Task details:
Take each line that has the word "versetzt" and return it.

---- Rows

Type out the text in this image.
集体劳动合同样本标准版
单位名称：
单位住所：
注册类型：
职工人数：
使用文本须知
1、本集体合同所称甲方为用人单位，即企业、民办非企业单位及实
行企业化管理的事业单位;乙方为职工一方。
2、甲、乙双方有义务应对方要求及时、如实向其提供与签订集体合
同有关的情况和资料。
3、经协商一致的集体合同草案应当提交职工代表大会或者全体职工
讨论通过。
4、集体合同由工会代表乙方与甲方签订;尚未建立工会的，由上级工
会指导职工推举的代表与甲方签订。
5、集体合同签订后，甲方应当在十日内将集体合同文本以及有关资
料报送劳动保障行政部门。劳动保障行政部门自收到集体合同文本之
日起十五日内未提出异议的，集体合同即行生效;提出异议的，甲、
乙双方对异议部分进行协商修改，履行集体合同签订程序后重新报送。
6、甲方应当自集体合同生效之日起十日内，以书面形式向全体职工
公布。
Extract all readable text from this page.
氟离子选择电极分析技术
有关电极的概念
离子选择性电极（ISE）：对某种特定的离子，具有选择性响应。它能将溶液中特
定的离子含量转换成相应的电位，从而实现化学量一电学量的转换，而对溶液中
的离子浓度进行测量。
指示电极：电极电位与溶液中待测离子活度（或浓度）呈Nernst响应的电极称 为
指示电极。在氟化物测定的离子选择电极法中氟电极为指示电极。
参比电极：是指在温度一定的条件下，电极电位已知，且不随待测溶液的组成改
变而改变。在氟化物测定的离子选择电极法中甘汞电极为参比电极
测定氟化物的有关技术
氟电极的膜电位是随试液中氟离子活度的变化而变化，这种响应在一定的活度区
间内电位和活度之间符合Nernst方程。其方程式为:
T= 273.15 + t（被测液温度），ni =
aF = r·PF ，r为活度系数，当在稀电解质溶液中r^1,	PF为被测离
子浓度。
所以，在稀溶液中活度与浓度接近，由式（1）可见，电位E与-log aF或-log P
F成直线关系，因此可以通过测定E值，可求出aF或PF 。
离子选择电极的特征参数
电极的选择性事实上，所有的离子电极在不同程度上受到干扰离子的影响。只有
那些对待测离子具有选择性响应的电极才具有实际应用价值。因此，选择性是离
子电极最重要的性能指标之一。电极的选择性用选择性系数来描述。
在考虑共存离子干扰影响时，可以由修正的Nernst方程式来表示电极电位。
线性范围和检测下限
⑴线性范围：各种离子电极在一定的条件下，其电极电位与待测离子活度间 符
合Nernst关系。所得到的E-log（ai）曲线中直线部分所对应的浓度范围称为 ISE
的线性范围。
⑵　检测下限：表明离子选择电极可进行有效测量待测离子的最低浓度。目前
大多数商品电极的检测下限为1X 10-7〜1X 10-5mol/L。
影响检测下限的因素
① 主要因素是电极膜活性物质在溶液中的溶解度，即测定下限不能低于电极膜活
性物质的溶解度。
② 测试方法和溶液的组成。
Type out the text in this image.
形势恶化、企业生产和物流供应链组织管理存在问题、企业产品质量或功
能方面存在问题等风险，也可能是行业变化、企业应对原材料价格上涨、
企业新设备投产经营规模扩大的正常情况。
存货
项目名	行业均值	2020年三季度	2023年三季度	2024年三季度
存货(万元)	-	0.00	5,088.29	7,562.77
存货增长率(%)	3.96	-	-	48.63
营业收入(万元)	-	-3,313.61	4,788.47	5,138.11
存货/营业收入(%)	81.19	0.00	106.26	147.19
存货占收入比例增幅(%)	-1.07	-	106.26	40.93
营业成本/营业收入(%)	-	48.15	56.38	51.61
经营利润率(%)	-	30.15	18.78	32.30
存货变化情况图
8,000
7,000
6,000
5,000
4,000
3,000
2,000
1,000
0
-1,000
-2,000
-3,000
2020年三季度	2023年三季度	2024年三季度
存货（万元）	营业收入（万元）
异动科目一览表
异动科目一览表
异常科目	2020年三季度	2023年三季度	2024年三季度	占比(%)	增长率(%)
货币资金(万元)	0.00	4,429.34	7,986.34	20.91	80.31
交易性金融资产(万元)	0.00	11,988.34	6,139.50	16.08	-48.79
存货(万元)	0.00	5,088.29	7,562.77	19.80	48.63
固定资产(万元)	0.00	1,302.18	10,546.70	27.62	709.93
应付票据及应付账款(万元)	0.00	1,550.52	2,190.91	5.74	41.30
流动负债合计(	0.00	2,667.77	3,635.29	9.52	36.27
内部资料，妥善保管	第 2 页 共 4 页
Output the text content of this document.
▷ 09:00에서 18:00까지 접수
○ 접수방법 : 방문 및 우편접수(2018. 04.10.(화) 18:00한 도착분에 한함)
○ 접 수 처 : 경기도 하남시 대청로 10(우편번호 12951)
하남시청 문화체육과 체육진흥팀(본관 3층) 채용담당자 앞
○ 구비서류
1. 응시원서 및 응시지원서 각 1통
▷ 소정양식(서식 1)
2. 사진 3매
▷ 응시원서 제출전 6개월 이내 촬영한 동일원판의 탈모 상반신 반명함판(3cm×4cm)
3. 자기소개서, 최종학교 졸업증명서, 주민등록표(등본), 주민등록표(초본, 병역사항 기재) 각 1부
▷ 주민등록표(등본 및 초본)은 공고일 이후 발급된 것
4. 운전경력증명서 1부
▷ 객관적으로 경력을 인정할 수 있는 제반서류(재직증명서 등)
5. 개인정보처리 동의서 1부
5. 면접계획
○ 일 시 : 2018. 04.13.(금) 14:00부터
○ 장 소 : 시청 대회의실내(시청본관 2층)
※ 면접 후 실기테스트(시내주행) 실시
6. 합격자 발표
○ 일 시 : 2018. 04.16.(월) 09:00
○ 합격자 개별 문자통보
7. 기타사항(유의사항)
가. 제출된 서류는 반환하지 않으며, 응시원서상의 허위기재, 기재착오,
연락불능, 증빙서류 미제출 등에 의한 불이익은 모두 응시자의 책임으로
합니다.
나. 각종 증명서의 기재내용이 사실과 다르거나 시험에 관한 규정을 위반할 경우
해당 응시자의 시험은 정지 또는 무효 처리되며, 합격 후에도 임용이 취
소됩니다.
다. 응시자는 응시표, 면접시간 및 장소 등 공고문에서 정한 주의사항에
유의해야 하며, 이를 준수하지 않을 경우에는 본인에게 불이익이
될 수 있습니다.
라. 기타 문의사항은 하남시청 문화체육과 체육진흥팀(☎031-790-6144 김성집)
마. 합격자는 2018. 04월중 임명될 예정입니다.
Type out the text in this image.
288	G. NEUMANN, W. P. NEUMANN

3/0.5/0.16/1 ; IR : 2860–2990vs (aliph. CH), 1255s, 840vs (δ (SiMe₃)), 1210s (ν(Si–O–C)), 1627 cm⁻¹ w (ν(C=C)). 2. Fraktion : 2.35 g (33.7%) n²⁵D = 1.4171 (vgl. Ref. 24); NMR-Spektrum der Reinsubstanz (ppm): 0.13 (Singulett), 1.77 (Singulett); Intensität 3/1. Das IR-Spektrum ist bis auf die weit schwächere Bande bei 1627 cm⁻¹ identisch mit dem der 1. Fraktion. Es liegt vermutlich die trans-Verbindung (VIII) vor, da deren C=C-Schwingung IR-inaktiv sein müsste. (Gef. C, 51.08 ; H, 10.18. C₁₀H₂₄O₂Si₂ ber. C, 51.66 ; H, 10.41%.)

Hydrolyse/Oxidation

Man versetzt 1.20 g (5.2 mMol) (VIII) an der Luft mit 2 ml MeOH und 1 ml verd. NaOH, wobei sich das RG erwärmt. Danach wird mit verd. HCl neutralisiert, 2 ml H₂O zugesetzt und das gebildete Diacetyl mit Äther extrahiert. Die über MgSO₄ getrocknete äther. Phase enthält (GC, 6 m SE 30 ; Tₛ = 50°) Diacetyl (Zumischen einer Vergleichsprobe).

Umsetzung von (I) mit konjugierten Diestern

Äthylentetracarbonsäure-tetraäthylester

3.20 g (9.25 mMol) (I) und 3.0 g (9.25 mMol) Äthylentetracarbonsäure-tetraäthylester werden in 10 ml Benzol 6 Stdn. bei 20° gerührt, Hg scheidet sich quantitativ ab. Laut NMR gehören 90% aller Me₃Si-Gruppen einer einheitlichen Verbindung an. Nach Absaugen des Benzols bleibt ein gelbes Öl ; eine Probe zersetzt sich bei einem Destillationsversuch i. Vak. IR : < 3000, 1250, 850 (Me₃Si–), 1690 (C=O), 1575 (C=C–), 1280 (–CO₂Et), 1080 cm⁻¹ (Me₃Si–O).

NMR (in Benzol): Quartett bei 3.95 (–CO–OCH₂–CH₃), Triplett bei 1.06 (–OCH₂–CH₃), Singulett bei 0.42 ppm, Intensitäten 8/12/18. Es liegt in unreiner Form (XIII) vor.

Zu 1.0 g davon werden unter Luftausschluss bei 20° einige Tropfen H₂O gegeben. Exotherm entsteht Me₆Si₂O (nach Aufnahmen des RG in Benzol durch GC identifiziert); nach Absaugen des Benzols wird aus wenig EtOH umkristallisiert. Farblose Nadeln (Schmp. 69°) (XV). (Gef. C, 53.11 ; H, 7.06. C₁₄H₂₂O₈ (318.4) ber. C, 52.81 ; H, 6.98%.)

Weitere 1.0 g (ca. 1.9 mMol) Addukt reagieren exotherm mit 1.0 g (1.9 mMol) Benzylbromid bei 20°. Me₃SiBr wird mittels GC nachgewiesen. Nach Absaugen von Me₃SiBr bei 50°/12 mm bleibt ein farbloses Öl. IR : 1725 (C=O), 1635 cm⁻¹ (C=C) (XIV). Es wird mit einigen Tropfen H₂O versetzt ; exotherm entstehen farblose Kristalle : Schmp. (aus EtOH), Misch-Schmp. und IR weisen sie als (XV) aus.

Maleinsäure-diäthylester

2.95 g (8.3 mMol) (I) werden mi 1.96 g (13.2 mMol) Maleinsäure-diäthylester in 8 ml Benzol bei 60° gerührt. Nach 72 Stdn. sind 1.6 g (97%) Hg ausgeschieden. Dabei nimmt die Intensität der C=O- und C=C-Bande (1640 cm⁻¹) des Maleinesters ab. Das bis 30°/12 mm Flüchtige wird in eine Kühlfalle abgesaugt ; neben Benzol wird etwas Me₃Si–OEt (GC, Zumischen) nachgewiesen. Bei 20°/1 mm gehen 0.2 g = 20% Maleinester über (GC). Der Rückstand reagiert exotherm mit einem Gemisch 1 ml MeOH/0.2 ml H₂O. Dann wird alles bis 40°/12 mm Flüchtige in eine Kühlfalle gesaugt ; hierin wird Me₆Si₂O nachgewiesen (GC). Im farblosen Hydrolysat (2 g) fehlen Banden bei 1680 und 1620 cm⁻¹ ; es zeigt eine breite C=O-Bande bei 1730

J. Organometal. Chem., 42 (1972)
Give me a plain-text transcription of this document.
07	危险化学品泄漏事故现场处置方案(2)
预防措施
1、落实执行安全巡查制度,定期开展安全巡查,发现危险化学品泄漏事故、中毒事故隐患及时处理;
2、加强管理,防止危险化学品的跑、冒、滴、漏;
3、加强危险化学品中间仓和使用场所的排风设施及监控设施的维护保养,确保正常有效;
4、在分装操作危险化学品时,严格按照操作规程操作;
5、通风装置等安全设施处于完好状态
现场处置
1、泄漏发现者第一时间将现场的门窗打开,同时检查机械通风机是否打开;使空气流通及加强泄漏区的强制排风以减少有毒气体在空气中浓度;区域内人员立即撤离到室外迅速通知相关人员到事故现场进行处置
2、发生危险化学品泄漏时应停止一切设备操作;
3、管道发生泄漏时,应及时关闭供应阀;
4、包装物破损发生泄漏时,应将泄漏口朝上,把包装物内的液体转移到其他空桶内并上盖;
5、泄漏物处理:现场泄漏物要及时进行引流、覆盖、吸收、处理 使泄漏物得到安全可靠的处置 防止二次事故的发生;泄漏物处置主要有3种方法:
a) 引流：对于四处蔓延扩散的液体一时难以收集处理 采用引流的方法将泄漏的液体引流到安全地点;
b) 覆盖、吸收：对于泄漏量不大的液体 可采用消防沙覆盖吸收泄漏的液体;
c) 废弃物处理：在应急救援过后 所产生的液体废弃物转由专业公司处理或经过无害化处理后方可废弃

--------

Result for this task:
Man versetzt 1.20 g (5.2 mMol) (VIII) an der Luft mit 2 ml MeOH und 1 ml verd. NaOH, wobei sich das RG erwärmt. Danach wird mit verd. HCl neutralisiert, 2 ml H₂O zugesetzt und das gebildete Diacetyl mit Äther extrahiert. Die über MgSO₄ getrocknete äther. Phase enthält (GC, 6 m SE 30 ; Tₛ = 50°) Diacetyl (Zumischen einer Vergleichsprobe).
Weitere 1.0 g (ca. 1.9 mMol) Addukt reagieren exotherm mit 1.0 g (1.9 mMol) Benzylbromid bei 20°. Me₃SiBr wird mittels GC nachgewiesen. Nach Absaugen von Me₃SiBr bei 50°/12 mm bleibt ein farbloses Öl. IR : 1725 (C=O), 1635 cm⁻¹ (C=C) (XIV). Es wird mit einigen Tropfen H₂O versetzt ; exotherm entstehen farblose Kristalle : Schmp. (aus EtOH), Misch-Schmp. und IR weisen sie als (XV) aus.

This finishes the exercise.